> [PROBLEM REQUIREMENTS]:
Locate the string "this" in the records below. Copy every line where it occurs.

Stored entries:
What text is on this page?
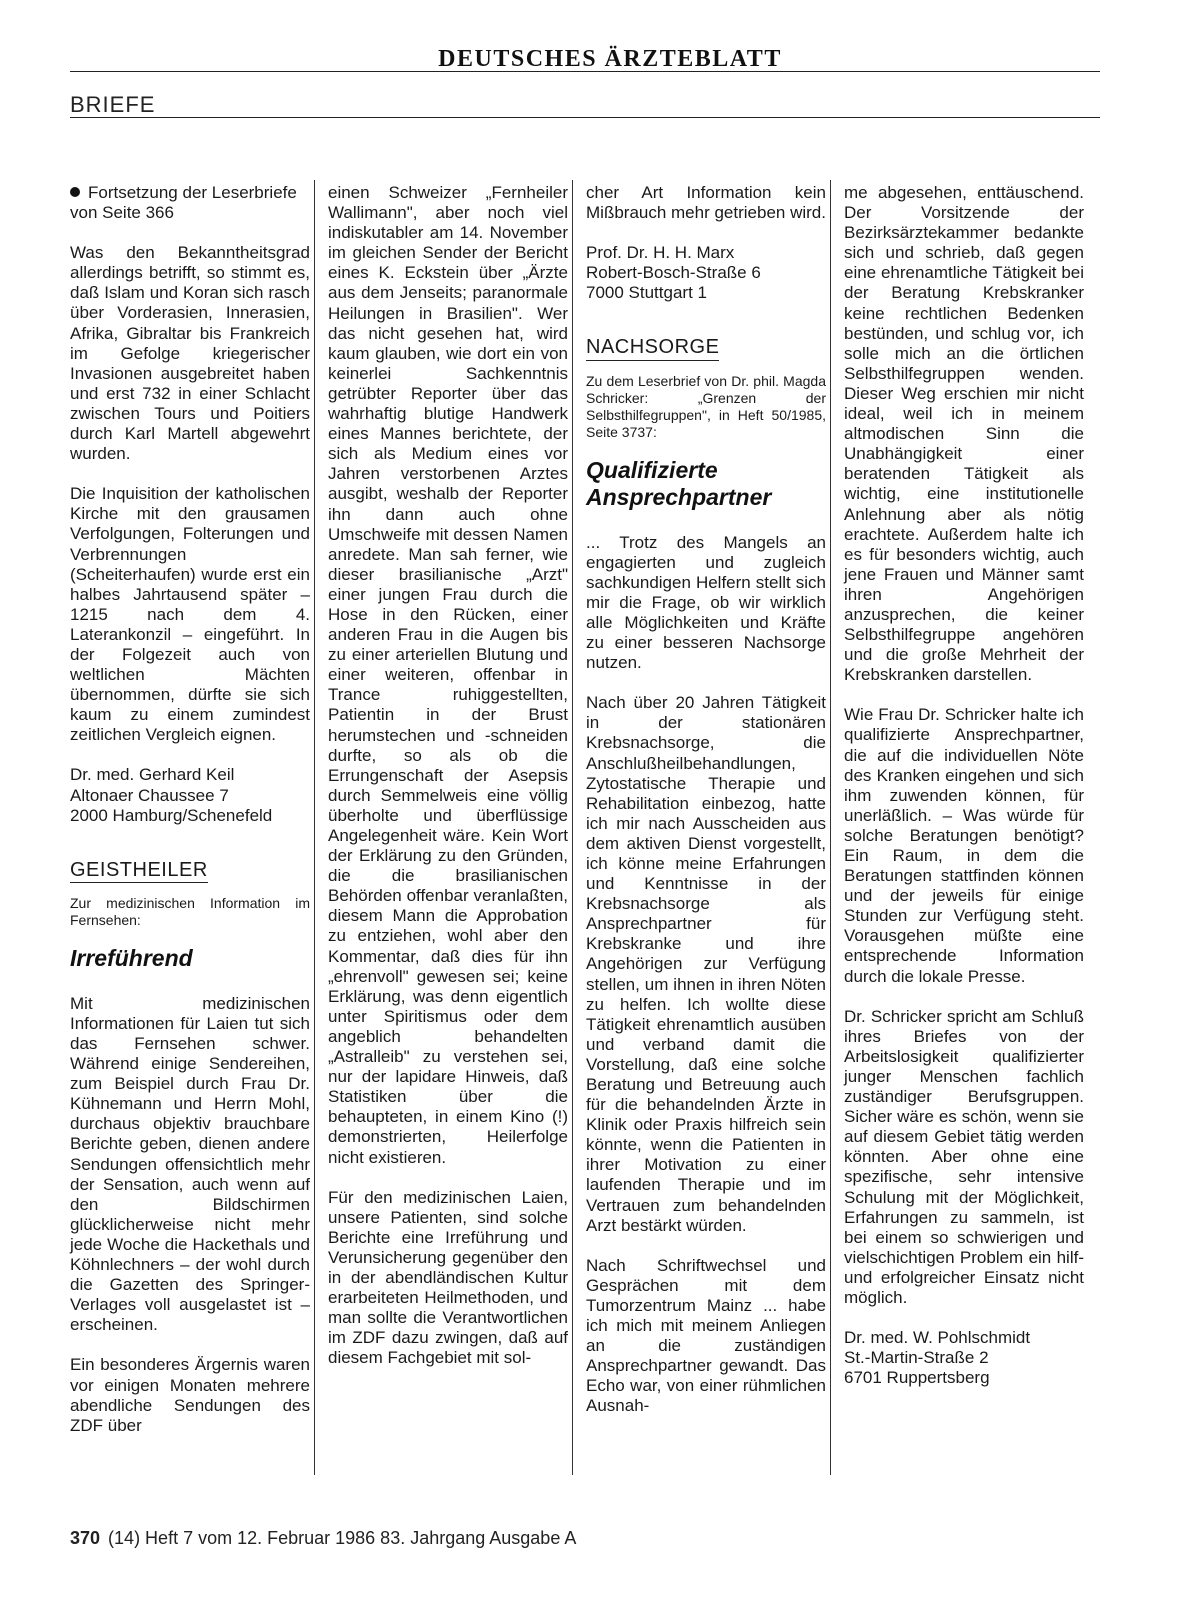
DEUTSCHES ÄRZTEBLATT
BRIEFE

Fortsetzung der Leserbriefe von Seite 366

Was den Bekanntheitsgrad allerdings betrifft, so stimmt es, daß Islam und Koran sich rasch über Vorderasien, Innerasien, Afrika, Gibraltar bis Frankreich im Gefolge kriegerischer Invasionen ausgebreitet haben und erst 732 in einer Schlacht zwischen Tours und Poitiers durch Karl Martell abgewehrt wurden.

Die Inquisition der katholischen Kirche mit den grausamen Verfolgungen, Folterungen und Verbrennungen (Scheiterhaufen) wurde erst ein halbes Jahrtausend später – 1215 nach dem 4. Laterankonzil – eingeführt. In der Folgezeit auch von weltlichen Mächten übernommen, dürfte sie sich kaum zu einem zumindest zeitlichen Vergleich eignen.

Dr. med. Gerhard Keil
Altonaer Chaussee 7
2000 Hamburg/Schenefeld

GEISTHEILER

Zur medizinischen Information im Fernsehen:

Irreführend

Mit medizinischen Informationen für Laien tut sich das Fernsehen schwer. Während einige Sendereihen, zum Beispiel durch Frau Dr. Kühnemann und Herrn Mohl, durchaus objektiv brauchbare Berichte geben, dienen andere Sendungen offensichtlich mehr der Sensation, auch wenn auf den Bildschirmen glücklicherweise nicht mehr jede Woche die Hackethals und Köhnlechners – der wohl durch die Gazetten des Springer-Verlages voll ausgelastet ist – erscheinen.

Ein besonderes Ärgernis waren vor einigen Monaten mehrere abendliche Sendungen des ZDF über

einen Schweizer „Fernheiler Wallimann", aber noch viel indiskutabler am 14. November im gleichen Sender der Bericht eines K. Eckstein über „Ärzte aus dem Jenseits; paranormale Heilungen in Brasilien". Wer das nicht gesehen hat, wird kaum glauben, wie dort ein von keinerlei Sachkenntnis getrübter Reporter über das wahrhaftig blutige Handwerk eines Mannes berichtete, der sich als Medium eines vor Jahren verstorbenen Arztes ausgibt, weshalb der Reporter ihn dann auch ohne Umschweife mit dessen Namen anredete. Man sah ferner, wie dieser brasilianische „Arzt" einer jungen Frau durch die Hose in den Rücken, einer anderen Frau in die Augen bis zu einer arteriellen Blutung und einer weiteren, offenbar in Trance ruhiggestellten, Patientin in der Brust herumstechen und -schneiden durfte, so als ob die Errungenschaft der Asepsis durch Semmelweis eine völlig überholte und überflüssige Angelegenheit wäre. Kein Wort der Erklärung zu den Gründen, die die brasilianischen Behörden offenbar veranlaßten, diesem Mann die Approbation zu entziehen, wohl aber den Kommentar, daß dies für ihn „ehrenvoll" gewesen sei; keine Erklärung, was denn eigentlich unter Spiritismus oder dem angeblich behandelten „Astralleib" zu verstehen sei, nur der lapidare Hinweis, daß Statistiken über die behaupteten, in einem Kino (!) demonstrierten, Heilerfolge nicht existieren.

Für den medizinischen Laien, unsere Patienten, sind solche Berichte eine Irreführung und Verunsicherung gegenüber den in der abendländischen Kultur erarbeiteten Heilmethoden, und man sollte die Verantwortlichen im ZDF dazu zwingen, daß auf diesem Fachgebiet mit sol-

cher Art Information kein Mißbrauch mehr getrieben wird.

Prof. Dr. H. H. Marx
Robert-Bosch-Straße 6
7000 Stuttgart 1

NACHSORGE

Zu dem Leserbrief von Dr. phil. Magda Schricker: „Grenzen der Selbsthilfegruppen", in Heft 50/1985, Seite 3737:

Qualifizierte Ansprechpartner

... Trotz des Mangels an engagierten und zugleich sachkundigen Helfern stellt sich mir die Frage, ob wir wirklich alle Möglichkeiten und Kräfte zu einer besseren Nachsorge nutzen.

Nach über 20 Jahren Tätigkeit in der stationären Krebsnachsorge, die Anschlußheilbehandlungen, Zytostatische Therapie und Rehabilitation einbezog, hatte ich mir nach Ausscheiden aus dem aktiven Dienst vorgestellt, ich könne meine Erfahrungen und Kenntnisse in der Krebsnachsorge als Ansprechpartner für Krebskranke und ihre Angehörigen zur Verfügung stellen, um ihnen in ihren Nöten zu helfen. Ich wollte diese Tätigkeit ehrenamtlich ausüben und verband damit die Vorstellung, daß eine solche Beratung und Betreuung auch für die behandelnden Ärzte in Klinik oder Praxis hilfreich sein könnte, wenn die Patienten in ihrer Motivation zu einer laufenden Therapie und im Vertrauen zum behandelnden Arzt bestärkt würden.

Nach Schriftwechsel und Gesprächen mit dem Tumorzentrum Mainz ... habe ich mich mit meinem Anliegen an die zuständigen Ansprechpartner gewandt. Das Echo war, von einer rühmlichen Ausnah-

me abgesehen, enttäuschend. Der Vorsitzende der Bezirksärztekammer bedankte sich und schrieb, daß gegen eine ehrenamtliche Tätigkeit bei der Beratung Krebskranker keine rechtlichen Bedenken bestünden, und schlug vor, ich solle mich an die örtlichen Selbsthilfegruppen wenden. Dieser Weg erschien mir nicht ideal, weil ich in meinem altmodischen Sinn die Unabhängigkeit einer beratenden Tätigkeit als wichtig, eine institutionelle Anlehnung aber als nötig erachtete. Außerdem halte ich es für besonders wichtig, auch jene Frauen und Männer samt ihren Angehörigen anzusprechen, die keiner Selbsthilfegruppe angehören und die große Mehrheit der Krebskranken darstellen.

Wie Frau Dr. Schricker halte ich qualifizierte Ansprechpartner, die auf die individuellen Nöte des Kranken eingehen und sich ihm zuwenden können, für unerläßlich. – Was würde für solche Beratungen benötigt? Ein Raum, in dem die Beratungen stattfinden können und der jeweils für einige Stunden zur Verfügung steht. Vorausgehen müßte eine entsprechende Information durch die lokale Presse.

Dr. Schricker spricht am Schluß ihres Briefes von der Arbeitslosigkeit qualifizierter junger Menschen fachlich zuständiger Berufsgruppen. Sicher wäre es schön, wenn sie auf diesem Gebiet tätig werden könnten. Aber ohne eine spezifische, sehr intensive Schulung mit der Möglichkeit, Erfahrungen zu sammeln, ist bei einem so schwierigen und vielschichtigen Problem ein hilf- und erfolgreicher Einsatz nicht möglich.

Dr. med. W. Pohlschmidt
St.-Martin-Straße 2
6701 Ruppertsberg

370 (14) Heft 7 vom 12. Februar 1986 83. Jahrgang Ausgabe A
* * *
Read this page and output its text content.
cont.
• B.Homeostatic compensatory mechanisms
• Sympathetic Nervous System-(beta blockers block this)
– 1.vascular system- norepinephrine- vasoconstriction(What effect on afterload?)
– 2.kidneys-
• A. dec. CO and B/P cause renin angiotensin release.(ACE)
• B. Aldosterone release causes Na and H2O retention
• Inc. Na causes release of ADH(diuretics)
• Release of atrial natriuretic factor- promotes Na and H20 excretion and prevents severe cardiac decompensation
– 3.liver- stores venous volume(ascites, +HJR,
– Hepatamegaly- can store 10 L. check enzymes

> [EXERCISE RESULT]:
What text is on this page?
Read this page and output its text content.
• Sympathetic Nervous System-(beta blockers block this)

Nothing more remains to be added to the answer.